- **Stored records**
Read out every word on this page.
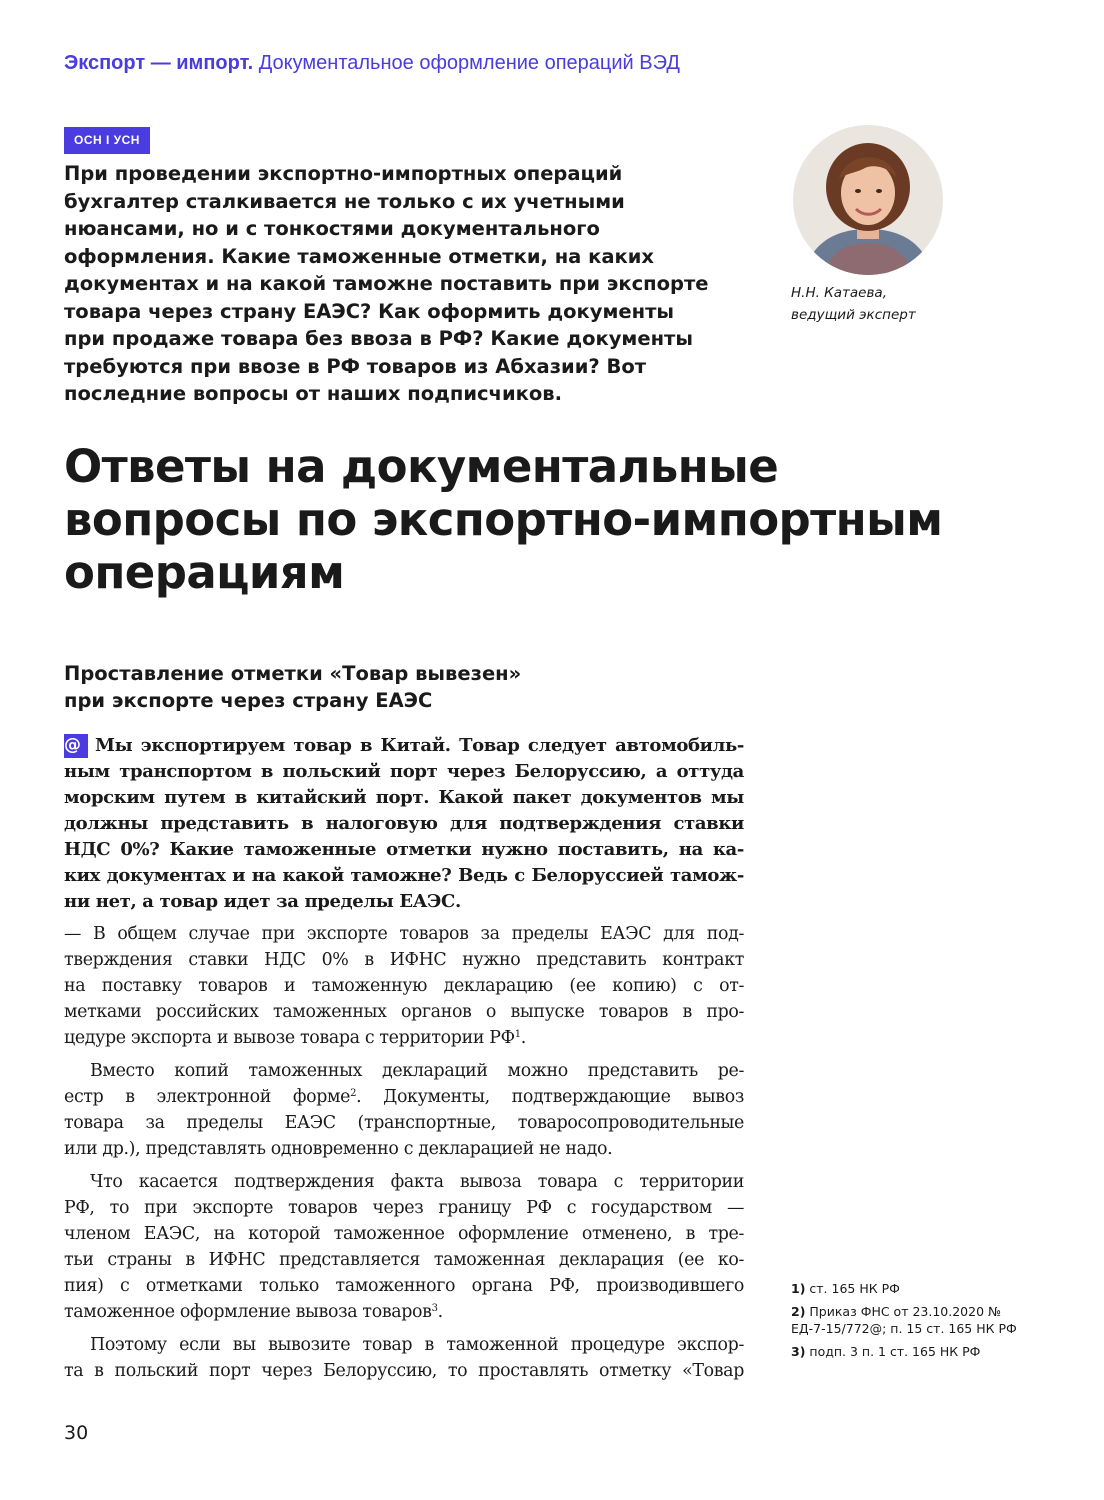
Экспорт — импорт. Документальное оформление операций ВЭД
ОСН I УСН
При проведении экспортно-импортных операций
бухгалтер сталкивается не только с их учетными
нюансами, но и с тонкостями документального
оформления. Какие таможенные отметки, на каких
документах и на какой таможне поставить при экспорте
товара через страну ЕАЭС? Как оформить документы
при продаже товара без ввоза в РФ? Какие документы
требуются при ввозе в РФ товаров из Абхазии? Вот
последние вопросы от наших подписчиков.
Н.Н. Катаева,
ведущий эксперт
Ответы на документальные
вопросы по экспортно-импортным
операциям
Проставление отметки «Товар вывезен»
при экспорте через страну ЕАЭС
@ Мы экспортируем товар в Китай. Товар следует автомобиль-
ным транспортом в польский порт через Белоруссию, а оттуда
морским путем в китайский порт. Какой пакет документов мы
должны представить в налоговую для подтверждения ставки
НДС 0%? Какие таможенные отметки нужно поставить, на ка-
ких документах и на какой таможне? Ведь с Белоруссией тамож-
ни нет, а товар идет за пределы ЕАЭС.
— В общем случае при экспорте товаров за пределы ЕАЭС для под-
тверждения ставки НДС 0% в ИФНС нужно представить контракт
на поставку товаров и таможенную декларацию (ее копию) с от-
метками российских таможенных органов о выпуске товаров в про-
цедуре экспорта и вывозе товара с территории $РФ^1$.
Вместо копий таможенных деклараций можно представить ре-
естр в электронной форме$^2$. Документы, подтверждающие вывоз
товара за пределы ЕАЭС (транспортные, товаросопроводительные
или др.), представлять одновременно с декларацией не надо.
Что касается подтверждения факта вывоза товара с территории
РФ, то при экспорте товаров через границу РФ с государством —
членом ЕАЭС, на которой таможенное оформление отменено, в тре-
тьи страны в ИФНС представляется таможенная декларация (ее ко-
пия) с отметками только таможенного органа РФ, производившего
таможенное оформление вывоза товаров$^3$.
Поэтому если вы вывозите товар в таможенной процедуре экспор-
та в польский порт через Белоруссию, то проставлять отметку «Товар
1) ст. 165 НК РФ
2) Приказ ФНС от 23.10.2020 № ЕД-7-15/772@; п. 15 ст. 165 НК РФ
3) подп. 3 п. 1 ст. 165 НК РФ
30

- **What is asked**
Make an exact copy of the whole listing, but don't bring over any pictures.

- **Complete output**
Read out every word on this page.
Экспорт — импорт. Документальное оформление операций ВЭД
ОСН I УСН
При проведении экспортно-импортных операций
бухгалтер сталкивается не только с их учетными
нюансами, но и с тонкостями документального
оформления. Какие таможенные отметки, на каких
документах и на какой таможне поставить при экспорте
товара через страну ЕАЭС? Как оформить документы
при продаже товара без ввоза в РФ? Какие документы
требуются при ввозе в РФ товаров из Абхазии? Вот
последние вопросы от наших подписчиков.
Н.Н. Катаева,
ведущий эксперт
Ответы на документальные
вопросы по экспортно-импортным
операциям
Проставление отметки «Товар вывезен»
при экспорте через страну ЕАЭС
@ Мы экспортируем товар в Китай. Товар следует автомобиль-
ным транспортом в польский порт через Белоруссию, а оттуда
морским путем в китайский порт. Какой пакет документов мы
должны представить в налоговую для подтверждения ставки
НДС 0%? Какие таможенные отметки нужно поставить, на ка-
ких документах и на какой таможне? Ведь с Белоруссией тамож-
ни нет, а товар идет за пределы ЕАЭС.
— В общем случае при экспорте товаров за пределы ЕАЭС для под-
тверждения ставки НДС 0% в ИФНС нужно представить контракт
на поставку товаров и таможенную декларацию (ее копию) с от-
метками российских таможенных органов о выпуске товаров в про-
цедуре экспорта и вывозе товара с территории $РФ^1$.
Вместо копий таможенных деклараций можно представить ре-
естр в электронной форме$^2$. Документы, подтверждающие вывоз
товара за пределы ЕАЭС (транспортные, товаросопроводительные
или др.), представлять одновременно с декларацией не надо.
Что касается подтверждения факта вывоза товара с территории
РФ, то при экспорте товаров через границу РФ с государством —
членом ЕАЭС, на которой таможенное оформление отменено, в тре-
тьи страны в ИФНС представляется таможенная декларация (ее ко-
пия) с отметками только таможенного органа РФ, производившего
таможенное оформление вывоза товаров$^3$.
Поэтому если вы вывозите товар в таможенной процедуре экспор-
та в польский порт через Белоруссию, то проставлять отметку «Товар
1) ст. 165 НК РФ
2) Приказ ФНС от 23.10.2020 № ЕД-7-15/772@; п. 15 ст. 165 НК РФ
3) подп. 3 п. 1 ст. 165 НК РФ
30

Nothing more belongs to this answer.